Zu erledigende Aufgaben ->
[A] Gib aus dem Text über das Kino der Gegenwart die Stelle von "Das Kino reflektiert" bis "den großen Knall." wortgetreu wieder.
[B] Beantworte diese Fragen zum Text über das Kino der Gegenwart:
(i) Was zeigt das Gegenwartskino vor allem?
(ii) Was steigt wie immer in schweren Zeiten?
(iii) Was hat das europäische Kino in Cannes erzielt?
[C] Schreib den Text über das Kino der Gegenwart nach seinem letzten Satz weiter.

Zu lesender Text ->
>>
Das Kino reflektiert immer die Lage der Gegenwart, und das bedeutet, blickt man auf die vergangenen zwei Wochen: Die Richtung ist unklar. Utopien, Hoffnungsschimmer, aber auch Trost und Revolution fehlen im Gegenwartskino, das vor allem Stagnation zeigt, Warten auf den großen Knall.
Wie immer in schweren Zeiten, steigt die Konjunktur des Humors. Dieser Humor ist eher bissig als gelassen,
eher schwarz als heiter. Viele Filme zeigten die Welt zugleich mit Kinderaugen, und wer hierin Regression erkennt, liegt nicht falsch. Andererseits fielen die fürs smarte Telefon gemachten Kinderfilme von Netflix durch – und das europäische Kino hat in Cannes zwar nicht den Krieg gegen die bedrohlichen Streamingdienste gewonnen, aber einen Etappensieg erzielt.
<<
Gespeicherte Daten ->
>>
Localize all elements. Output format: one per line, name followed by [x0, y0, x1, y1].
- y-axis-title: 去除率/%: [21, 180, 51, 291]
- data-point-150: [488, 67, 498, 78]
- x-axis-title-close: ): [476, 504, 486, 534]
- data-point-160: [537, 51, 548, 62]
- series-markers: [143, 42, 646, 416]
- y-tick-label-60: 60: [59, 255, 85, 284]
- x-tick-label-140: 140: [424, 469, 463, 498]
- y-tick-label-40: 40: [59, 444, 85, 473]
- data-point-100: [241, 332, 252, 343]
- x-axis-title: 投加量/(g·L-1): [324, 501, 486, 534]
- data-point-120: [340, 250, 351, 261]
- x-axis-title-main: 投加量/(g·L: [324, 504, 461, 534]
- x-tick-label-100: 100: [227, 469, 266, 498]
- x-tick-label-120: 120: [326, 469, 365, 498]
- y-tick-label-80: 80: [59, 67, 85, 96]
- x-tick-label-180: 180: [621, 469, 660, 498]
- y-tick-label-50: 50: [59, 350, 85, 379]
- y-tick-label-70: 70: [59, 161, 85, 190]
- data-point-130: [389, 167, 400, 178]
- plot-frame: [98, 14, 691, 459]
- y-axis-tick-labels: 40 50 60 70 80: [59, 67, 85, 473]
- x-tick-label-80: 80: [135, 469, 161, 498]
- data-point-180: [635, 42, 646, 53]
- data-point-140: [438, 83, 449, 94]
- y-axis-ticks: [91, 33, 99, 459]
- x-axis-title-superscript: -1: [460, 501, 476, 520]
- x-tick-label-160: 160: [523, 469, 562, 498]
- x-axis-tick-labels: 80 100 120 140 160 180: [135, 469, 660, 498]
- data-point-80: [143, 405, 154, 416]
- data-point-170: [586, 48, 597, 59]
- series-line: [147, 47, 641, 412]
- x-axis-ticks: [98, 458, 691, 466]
<<
Ergebnisse je Aufgabe ->
[A]
Das Kino reflektiert immer die Lage der Gegenwart, und das bedeutet, blickt man auf die vergangenen zwei Wochen: Die Richtung ist unklar. Utopien, Hoffnungsschimmer, aber auch Trost und Revolution fehlen im Gegenwartskino, das vor allem Stagnation zeigt, Warten auf den großen Knall.

[B]
(i) Stagnation, ein Warten auf den großen Knall.
(ii) Die Konjunktur des Humors.
(iii) Einen Etappensieg.

[C]
Cannes ist viel mehr als das Spektakel, das es an der Oberfläche bietet. Es ist ein präzises Barometer des
Weltkinos. Schon deswegen war das diesjährige Cannes keineswegs »einer der schlechtesten Cannes-Jahrgänge aller Zeiten«, wie manche Cannes-Kröten jetzt zum Abschluss unken. Sondern es war eine präzise Information über den Stand der Dinge. Über Unsicherheit und Erschöpfung unserer Welt, über die Notwendigkeit, uns neu zu erfinden.